Extracts from a graphics dataset
▼
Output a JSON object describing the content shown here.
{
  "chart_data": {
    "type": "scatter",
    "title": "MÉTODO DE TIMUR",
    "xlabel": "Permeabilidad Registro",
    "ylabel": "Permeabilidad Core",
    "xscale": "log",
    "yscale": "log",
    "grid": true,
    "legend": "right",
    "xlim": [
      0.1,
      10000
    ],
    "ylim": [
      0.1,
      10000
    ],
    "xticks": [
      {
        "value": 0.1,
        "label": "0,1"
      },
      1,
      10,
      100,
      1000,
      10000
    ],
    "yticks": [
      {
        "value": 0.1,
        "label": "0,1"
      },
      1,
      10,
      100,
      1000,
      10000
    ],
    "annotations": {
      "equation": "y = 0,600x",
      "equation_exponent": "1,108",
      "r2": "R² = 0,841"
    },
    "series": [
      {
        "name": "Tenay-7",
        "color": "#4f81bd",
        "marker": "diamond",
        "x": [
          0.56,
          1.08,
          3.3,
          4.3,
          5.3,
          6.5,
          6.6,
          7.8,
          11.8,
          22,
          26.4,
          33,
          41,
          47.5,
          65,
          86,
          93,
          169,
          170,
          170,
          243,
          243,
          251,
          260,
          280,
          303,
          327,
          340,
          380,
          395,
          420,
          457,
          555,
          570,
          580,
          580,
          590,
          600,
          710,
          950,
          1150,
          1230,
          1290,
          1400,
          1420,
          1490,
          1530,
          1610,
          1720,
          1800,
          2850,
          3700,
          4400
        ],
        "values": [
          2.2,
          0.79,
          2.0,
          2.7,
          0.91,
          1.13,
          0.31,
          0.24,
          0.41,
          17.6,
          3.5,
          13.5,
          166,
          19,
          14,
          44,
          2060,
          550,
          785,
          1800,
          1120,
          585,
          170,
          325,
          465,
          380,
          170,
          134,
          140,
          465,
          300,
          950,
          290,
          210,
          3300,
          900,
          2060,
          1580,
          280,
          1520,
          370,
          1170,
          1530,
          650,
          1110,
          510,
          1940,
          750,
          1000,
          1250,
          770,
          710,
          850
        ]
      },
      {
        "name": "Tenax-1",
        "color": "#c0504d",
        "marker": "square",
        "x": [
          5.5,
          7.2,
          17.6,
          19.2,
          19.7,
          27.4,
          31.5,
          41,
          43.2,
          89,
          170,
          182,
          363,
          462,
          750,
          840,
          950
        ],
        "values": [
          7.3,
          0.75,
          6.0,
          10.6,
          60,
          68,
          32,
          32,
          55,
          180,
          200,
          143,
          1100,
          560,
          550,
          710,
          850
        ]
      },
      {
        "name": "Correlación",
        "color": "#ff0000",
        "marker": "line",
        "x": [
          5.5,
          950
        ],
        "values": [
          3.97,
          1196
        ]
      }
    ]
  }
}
▲
Requirement:
Gather up, from the records above, each line where the word "name" appears.

Task result:
        "name": "Tenay-7",
        "name": "Tenax-1",
        "name": "Correlación",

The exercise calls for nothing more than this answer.